Write out every entry word for word.

(Stored records)
◇ ◇ ◇
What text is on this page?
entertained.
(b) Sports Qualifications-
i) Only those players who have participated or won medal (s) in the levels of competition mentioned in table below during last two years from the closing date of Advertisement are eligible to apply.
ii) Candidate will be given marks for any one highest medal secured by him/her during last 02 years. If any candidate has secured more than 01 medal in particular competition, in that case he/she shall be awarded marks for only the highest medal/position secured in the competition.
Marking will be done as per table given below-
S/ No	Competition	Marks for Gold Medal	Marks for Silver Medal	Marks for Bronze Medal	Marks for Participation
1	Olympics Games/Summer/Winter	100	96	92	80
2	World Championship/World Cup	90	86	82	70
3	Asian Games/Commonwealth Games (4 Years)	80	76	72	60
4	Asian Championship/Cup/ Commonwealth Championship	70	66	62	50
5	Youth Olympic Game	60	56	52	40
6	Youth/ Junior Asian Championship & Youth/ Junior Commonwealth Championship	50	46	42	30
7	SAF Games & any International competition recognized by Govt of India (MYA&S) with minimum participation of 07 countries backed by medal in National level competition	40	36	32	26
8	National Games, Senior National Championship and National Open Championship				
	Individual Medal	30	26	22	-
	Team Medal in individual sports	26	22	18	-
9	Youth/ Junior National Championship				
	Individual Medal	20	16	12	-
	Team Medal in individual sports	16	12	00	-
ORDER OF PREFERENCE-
◇ ◇ ◇
#### [The response]
What text is on this page?
entertained.
(b) Sports Qualifications-
i) Only those players who have participated or won medal (s) in the levels of competition mentioned in table below during last two years from the closing date of Advertisement are eligible to apply.
ii) Candidate will be given marks for any one highest medal secured by him/her during last 02 years. If any candidate has secured more than 01 medal in particular competition, in that case he/she shall be awarded marks for only the highest medal/position secured in the competition.
Marking will be done as per table given below-
S/ No	Competition	Marks for Gold Medal	Marks for Silver Medal	Marks for Bronze Medal	Marks for Participation
1	Olympics Games/Summer/Winter	100	96	92	80
2	World Championship/World Cup	90	86	82	70
3	Asian Games/Commonwealth Games (4 Years)	80	76	72	60
4	Asian Championship/Cup/ Commonwealth Championship	70	66	62	50
5	Youth Olympic Game	60	56	52	40
6	Youth/ Junior Asian Championship & Youth/ Junior Commonwealth Championship	50	46	42	30
7	SAF Games & any International competition recognized by Govt of India (MYA&S) with minimum participation of 07 countries backed by medal in National level competition	40	36	32	26
8	National Games, Senior National Championship and National Open Championship				
	Individual Medal	30	26	22	-
	Team Medal in individual sports	26	22	18	-
9	Youth/ Junior National Championship				
	Individual Medal	20	16	12	-
	Team Medal in individual sports	16	12	00	-
ORDER OF PREFERENCE-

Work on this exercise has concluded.